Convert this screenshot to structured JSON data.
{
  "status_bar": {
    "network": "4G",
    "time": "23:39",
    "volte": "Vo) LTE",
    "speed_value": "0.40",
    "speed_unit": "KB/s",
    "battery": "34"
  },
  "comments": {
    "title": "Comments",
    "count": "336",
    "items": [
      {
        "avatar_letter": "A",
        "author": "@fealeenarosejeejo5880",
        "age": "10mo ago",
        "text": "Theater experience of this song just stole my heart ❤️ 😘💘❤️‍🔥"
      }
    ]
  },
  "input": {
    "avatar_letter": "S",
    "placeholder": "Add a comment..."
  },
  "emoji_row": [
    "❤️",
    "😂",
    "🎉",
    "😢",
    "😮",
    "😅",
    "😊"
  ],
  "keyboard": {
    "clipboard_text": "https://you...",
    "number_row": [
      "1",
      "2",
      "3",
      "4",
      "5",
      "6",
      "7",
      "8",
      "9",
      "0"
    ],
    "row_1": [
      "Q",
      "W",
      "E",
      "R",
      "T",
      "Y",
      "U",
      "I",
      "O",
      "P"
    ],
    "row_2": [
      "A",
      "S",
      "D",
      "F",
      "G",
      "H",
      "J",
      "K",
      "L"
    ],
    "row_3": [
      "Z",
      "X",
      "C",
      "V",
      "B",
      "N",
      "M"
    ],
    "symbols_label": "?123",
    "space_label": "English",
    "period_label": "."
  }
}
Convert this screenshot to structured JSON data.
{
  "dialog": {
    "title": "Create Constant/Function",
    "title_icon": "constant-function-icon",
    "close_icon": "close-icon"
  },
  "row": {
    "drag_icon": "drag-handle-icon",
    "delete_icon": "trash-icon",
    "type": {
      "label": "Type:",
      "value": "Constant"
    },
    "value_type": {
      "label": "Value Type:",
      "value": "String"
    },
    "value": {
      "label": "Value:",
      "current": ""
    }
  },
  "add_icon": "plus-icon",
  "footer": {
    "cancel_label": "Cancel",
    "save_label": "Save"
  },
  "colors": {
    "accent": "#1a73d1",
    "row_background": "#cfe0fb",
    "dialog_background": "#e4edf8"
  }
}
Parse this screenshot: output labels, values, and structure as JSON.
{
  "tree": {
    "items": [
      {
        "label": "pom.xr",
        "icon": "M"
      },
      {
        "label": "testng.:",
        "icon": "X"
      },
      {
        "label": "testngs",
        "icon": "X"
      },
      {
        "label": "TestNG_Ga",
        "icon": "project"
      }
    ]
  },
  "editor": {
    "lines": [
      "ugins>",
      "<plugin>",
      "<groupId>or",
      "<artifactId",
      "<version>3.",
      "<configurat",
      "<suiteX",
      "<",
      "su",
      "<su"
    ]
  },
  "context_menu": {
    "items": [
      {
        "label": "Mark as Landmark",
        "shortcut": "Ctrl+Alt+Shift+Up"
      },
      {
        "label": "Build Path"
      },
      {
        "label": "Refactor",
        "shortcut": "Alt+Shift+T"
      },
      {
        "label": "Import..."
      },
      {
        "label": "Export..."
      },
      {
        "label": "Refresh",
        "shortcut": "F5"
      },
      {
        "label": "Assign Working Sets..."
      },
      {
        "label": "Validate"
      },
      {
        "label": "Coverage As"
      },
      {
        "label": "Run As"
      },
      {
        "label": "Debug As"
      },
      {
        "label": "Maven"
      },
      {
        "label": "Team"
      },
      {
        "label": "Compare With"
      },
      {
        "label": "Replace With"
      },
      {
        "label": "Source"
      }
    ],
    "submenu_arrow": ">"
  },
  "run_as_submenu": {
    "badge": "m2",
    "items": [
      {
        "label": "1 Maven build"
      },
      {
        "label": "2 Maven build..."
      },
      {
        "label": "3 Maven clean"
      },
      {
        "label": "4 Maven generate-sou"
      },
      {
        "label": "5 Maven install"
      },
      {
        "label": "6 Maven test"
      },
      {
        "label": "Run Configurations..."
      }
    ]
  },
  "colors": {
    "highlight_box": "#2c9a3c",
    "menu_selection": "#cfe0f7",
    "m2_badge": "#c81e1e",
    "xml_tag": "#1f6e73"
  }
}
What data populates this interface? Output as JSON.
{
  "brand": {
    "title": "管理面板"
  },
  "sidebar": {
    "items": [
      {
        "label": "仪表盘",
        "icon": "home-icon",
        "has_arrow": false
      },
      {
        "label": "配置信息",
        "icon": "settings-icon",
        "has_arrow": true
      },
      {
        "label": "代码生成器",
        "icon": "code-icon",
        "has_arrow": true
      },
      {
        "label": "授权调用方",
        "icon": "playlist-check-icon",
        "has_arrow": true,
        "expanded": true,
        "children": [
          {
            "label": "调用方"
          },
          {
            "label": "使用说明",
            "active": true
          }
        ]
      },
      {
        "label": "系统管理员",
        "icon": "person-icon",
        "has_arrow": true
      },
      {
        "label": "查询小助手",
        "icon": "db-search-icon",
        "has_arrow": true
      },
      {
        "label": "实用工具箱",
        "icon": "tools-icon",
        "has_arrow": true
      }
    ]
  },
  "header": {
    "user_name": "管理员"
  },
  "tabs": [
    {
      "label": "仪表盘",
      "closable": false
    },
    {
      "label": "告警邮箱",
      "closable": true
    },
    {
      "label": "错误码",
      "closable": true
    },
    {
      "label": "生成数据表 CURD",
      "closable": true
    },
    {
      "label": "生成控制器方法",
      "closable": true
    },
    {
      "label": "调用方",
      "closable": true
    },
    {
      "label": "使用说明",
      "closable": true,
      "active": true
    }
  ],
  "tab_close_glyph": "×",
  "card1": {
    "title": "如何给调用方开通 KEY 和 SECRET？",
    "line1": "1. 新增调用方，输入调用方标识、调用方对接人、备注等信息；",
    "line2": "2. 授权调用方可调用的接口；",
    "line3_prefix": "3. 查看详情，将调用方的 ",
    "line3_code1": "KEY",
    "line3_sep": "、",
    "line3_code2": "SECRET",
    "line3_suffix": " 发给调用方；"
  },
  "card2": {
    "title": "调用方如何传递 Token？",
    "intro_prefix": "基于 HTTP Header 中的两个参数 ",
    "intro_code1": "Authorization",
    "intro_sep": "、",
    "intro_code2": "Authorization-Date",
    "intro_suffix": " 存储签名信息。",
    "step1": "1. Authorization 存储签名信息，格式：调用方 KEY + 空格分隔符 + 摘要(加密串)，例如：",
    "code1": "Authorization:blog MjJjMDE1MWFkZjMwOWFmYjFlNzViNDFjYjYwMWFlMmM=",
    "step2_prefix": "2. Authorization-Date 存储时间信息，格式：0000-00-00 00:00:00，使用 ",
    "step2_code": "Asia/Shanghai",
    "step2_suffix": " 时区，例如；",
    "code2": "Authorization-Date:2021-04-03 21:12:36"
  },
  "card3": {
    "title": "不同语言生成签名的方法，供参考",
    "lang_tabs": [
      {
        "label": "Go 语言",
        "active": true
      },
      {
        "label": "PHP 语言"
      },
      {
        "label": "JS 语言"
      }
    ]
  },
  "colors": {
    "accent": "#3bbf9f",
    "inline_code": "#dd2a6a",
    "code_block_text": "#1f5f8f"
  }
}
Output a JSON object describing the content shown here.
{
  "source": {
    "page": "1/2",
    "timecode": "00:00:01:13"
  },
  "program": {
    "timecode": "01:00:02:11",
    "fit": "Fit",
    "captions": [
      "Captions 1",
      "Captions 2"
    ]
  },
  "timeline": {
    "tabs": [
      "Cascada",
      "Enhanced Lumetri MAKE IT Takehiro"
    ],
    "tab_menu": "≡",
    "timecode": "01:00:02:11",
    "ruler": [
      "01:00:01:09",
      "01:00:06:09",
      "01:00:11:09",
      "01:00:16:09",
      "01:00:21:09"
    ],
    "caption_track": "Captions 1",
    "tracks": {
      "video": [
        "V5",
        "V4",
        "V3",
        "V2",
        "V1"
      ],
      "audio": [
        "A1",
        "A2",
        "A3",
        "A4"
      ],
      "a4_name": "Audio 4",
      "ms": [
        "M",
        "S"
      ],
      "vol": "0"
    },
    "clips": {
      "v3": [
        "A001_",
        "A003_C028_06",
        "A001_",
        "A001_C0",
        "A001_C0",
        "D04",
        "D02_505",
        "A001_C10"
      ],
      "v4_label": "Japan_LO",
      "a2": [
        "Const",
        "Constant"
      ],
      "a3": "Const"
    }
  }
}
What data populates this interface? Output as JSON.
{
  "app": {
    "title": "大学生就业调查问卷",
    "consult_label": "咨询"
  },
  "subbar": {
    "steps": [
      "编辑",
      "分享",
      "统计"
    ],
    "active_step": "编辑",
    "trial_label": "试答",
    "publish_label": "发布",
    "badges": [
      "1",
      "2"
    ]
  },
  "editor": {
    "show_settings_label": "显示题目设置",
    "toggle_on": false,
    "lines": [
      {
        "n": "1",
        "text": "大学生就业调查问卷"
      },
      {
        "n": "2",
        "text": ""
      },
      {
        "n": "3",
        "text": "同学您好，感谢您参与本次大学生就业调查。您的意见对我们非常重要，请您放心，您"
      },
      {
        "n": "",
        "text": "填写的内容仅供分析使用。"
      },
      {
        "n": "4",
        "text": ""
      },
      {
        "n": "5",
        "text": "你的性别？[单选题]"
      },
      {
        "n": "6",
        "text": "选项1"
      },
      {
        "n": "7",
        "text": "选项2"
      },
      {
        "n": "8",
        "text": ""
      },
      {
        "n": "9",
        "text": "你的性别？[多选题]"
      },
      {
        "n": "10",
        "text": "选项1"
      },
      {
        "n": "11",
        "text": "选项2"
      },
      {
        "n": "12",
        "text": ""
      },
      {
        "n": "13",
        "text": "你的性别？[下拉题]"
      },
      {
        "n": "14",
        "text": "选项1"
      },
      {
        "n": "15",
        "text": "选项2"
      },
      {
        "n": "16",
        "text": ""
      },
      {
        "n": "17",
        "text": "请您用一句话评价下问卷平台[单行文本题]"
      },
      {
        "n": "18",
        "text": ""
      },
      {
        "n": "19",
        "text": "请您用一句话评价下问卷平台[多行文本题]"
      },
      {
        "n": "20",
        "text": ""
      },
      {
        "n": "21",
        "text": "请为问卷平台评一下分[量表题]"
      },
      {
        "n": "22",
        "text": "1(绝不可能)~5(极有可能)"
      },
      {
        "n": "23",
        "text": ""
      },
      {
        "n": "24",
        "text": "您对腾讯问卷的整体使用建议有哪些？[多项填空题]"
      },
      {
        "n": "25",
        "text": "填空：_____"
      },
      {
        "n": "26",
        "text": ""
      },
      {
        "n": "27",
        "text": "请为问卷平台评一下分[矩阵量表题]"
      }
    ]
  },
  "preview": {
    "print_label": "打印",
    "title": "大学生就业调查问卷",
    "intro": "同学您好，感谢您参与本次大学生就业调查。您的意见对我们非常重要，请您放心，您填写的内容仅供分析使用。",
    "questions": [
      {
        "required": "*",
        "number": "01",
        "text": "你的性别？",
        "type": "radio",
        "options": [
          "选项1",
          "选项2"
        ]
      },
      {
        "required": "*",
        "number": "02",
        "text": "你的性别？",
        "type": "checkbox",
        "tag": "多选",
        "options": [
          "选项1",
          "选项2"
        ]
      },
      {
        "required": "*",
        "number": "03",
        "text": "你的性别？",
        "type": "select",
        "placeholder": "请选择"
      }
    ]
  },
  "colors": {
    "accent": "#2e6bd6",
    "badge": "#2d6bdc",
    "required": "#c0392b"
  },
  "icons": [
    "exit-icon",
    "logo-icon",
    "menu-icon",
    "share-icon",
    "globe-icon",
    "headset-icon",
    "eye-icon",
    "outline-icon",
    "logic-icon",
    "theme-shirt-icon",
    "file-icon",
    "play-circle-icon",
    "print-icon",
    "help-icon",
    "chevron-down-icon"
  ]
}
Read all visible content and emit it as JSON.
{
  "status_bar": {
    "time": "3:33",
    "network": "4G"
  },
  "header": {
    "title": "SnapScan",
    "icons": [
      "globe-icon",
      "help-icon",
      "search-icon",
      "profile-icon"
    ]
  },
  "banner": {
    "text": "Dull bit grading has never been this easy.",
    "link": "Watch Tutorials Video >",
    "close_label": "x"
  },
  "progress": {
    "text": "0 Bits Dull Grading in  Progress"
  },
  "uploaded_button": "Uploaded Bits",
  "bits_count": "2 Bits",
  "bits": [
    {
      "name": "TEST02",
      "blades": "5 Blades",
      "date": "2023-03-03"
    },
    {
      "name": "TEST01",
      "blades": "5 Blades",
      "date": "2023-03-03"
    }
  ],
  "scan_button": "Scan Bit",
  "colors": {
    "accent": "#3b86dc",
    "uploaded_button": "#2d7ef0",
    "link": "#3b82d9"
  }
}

++++++++

### Goal
Which lines run from the one containing "Read all visible content and emit it as JSON." to the end of the entries above? Quote exactly those, and only those.

### Solution to this task
Read all visible content and emit it as JSON.
{
  "status_bar": {
    "time": "3:33",
    "network": "4G"
  },
  "header": {
    "title": "SnapScan",
    "icons": [
      "globe-icon",
      "help-icon",
      "search-icon",
      "profile-icon"
    ]
  },
  "banner": {
    "text": "Dull bit grading has never been this easy.",
    "link": "Watch Tutorials Video >",
    "close_label": "x"
  },
  "progress": {
    "text": "0 Bits Dull Grading in  Progress"
  },
  "uploaded_button": "Uploaded Bits",
  "bits_count": "2 Bits",
  "bits": [
    {
      "name": "TEST02",
      "blades": "5 Blades",
      "date": "2023-03-03"
    },
    {
      "name": "TEST01",
      "blades": "5 Blades",
      "date": "2023-03-03"
    }
  ],
  "scan_button": "Scan Bit",
  "colors": {
    "accent": "#3b86dc",
    "uploaded_button": "#2d7ef0",
    "link": "#3b82d9"
  }
}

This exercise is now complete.